Requirement. Select every line of the material that contains the string "displacement". Case counts.

Supplied records.
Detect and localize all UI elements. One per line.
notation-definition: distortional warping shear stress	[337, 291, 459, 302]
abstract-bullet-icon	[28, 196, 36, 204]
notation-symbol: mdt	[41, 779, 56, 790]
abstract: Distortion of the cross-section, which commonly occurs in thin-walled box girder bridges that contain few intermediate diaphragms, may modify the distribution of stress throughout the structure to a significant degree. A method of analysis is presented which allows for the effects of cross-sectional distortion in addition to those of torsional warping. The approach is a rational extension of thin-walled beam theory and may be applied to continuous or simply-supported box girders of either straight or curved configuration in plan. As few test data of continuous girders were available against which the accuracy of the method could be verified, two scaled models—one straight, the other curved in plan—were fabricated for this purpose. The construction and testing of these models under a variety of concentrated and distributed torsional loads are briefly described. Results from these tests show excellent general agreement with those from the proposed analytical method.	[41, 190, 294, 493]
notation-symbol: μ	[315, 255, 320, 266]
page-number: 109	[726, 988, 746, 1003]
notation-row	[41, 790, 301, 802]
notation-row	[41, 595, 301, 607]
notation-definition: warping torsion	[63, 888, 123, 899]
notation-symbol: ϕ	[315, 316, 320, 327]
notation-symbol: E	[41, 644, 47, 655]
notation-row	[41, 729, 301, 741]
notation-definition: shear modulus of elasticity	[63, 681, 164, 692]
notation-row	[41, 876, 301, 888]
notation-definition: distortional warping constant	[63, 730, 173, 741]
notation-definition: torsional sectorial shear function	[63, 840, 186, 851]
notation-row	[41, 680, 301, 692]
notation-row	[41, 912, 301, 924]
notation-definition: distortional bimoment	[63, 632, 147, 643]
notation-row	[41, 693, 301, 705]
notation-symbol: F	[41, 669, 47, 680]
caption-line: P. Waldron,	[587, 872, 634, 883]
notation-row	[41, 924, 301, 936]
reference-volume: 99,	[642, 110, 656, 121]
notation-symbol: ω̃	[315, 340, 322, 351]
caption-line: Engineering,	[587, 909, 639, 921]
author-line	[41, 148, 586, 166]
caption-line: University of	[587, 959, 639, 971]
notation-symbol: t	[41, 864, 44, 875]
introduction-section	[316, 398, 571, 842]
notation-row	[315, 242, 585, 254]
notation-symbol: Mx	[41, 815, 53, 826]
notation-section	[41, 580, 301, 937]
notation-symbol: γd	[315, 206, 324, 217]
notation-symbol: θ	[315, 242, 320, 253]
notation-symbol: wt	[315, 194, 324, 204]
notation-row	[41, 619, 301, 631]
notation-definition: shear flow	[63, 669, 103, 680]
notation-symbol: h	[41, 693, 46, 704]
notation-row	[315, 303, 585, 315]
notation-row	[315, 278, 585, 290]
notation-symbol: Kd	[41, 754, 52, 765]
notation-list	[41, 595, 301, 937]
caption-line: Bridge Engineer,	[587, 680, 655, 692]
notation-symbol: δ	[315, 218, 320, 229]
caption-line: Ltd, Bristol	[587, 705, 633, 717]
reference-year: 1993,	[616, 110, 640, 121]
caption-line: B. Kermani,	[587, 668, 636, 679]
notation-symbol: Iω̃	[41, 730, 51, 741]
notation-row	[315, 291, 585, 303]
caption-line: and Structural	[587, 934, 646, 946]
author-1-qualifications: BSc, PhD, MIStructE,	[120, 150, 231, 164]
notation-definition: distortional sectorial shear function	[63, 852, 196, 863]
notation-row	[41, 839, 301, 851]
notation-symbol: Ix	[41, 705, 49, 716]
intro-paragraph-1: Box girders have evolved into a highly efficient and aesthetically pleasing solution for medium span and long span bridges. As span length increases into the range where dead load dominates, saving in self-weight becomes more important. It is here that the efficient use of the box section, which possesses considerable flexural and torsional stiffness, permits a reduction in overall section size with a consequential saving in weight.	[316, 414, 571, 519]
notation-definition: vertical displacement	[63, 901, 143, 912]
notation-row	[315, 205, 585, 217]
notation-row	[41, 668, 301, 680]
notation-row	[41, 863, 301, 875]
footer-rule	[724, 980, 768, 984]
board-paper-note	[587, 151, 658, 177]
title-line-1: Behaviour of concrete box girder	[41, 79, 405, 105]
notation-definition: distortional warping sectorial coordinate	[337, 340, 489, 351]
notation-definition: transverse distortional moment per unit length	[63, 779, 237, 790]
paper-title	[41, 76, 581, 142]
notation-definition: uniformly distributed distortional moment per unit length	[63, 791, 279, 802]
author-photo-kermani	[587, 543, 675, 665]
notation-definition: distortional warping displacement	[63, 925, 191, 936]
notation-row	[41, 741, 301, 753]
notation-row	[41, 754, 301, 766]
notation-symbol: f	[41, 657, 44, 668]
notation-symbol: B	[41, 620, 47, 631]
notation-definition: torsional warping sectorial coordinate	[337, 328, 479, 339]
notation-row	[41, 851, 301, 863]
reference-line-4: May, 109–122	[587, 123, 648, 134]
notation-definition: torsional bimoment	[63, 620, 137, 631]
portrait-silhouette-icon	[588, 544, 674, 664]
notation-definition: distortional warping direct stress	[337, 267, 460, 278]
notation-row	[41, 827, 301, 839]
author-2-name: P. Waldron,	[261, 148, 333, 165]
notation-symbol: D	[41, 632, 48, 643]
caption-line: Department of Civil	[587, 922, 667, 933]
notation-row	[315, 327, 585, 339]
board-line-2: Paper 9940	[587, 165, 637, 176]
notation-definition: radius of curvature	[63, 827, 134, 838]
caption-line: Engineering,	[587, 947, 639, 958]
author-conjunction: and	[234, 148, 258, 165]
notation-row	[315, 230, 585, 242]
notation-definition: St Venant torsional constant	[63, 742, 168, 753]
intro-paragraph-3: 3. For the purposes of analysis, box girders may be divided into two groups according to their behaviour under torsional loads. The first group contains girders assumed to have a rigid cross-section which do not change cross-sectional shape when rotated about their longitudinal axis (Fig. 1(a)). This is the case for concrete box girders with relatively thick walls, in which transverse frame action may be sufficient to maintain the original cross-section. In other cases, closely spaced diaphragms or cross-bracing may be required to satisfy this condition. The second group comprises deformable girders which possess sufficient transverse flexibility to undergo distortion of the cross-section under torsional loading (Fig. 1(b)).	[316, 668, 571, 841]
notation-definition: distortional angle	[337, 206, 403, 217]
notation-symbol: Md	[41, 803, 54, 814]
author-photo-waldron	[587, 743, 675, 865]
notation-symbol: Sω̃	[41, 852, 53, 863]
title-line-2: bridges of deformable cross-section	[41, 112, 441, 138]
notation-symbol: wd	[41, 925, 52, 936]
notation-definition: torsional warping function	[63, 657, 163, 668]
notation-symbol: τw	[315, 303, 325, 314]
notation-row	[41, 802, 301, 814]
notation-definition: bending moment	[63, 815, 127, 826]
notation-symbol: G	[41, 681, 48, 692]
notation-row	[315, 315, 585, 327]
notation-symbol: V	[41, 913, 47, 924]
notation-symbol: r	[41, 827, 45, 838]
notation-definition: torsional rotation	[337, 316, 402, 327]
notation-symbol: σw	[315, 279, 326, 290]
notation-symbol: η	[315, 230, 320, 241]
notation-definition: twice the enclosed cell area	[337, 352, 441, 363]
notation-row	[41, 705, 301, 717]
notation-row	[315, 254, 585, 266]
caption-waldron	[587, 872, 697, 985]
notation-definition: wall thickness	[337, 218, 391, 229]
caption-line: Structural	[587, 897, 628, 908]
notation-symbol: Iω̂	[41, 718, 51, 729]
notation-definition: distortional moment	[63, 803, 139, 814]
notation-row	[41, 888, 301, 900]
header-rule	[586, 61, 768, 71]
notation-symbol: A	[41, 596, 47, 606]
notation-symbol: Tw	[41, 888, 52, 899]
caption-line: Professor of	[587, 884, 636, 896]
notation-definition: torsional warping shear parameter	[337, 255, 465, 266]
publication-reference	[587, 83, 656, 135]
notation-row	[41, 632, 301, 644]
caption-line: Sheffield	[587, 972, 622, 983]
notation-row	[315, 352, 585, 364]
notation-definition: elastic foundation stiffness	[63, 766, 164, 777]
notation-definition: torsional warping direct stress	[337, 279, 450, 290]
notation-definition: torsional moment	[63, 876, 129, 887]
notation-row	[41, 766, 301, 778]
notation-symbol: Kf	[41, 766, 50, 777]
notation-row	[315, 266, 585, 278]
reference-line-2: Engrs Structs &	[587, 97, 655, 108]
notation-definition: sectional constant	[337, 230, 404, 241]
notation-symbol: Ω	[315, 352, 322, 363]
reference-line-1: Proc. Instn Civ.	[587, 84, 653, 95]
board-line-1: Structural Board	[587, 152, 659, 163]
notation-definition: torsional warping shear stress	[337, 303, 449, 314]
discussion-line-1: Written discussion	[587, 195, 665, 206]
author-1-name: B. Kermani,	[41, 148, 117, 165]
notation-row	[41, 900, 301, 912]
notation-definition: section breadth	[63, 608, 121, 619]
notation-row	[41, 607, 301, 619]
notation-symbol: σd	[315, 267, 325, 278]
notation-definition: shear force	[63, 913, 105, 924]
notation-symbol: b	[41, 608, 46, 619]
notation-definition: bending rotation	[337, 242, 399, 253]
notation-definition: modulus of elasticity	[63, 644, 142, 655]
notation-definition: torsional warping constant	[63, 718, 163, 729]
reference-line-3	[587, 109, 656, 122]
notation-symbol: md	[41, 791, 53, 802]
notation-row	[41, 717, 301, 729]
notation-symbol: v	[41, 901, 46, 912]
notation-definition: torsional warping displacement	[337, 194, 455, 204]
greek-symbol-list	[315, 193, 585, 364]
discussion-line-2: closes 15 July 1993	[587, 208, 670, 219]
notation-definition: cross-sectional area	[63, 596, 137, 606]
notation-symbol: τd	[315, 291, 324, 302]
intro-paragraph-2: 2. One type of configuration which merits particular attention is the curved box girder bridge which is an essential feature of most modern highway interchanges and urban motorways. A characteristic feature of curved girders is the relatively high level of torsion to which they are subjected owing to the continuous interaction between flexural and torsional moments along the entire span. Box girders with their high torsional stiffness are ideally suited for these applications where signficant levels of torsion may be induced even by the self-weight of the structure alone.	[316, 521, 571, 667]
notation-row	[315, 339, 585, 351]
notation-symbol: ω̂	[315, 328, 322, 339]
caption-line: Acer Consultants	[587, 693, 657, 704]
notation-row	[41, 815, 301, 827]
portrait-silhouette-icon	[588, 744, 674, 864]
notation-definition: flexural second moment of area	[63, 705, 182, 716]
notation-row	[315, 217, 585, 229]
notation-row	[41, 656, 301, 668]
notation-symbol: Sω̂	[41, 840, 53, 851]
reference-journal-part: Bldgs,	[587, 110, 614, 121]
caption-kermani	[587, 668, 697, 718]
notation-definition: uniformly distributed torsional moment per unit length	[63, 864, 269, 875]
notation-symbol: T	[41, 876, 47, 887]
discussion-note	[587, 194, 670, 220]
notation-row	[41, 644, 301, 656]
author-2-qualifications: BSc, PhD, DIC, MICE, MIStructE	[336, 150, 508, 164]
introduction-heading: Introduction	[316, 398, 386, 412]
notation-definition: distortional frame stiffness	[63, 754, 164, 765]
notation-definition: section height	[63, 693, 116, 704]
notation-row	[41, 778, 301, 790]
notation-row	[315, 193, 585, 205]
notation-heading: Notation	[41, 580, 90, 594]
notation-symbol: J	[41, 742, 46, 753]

Exercise output.
notation-definition: vertical displacement	[63, 901, 143, 912]
notation-definition: distortional warping displacement	[63, 925, 191, 936]
notation-definition: torsional warping displacement	[337, 194, 455, 204]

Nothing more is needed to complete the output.